- [Aim]: Only the pictures are omitted; repeat all other data exactly.

######

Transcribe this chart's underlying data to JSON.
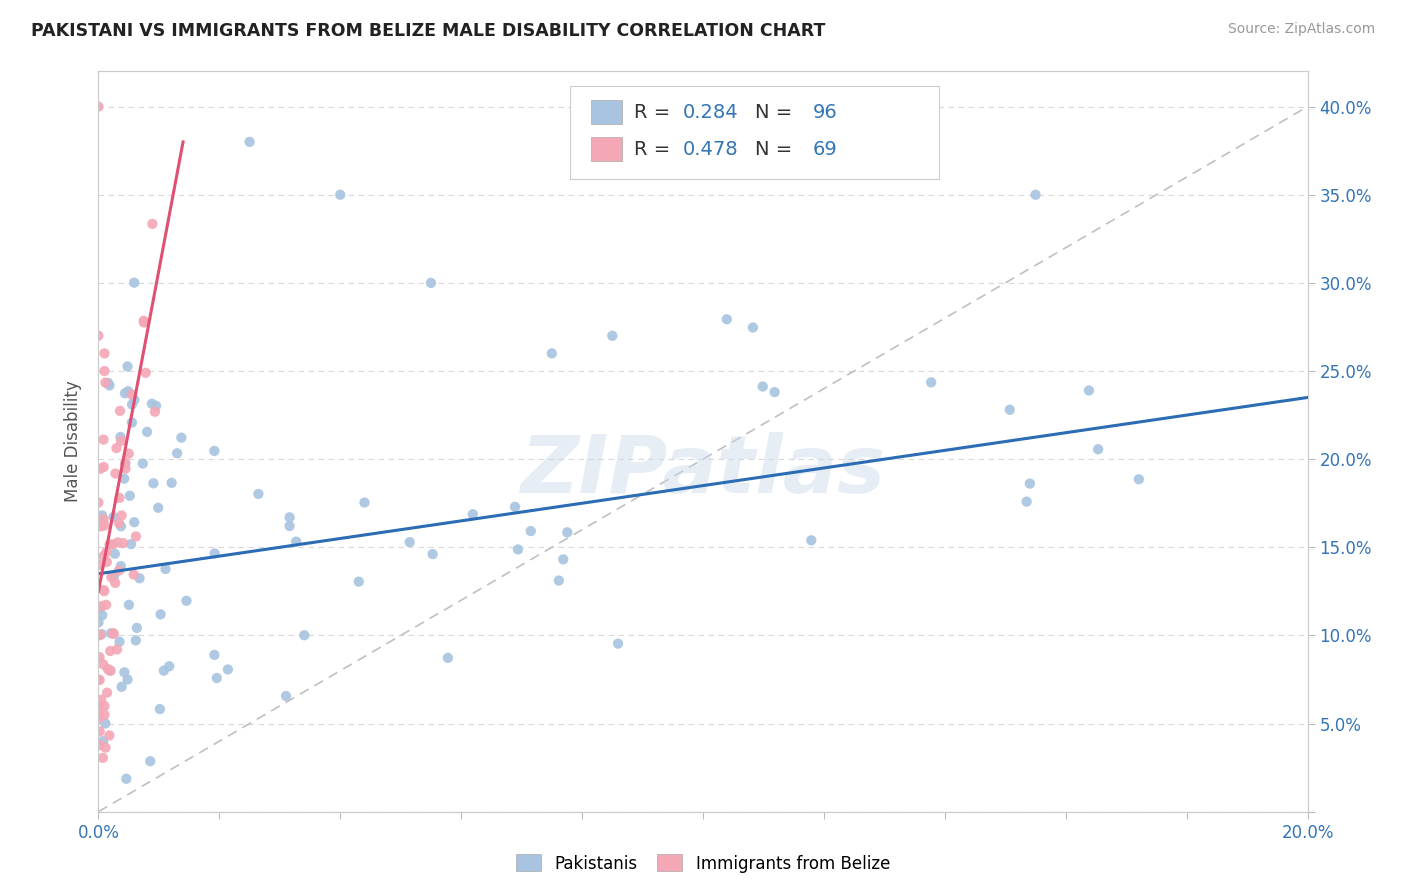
{
  "title": "PAKISTANI VS IMMIGRANTS FROM BELIZE MALE DISABILITY CORRELATION CHART",
  "source": "Source: ZipAtlas.com",
  "ylabel": "Male Disability",
  "xlim": [
    0.0,
    0.2
  ],
  "ylim": [
    0.0,
    0.42
  ],
  "xtick_vals": [
    0.0,
    0.02,
    0.04,
    0.06,
    0.08,
    0.1,
    0.12,
    0.14,
    0.16,
    0.18,
    0.2
  ],
  "ytick_vals": [
    0.0,
    0.05,
    0.1,
    0.15,
    0.2,
    0.25,
    0.3,
    0.35,
    0.4
  ],
  "ytick_labels": [
    "",
    "5.0%",
    "10.0%",
    "15.0%",
    "20.0%",
    "25.0%",
    "30.0%",
    "35.0%",
    "40.0%"
  ],
  "blue_color": "#a8c4e0",
  "pink_color": "#f4a7b5",
  "blue_line_color": "#2b6cb5",
  "pink_line_color": "#e05070",
  "dashed_line_color": "#c0c0c0",
  "R_blue": 0.284,
  "N_blue": 96,
  "R_pink": 0.478,
  "N_pink": 69,
  "watermark": "ZIPatlas",
  "legend_label_blue": "Pakistanis",
  "legend_label_pink": "Immigrants from Belize"
}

######

- [Result of this task]:
Transcribe this chart's underlying data to JSON.
{
  "title": "PAKISTANI VS IMMIGRANTS FROM BELIZE MALE DISABILITY CORRELATION CHART",
  "source": "Source: ZipAtlas.com",
  "ylabel": "Male Disability",
  "xlim": [
    0.0,
    0.2
  ],
  "ylim": [
    0.0,
    0.42
  ],
  "xtick_vals": [
    0.0,
    0.02,
    0.04,
    0.06,
    0.08,
    0.1,
    0.12,
    0.14,
    0.16,
    0.18,
    0.2
  ],
  "ytick_vals": [
    0.0,
    0.05,
    0.1,
    0.15,
    0.2,
    0.25,
    0.3,
    0.35,
    0.4
  ],
  "ytick_labels": [
    "",
    "5.0%",
    "10.0%",
    "15.0%",
    "20.0%",
    "25.0%",
    "30.0%",
    "35.0%",
    "40.0%"
  ],
  "blue_color": "#a8c4e0",
  "pink_color": "#f4a7b5",
  "blue_line_color": "#2b6cb5",
  "pink_line_color": "#e05070",
  "dashed_line_color": "#c0c0c0",
  "R_blue": 0.284,
  "N_blue": 96,
  "R_pink": 0.478,
  "N_pink": 69,
  "watermark": "ZIPatlas",
  "legend_label_blue": "Pakistanis",
  "legend_label_pink": "Immigrants from Belize"
}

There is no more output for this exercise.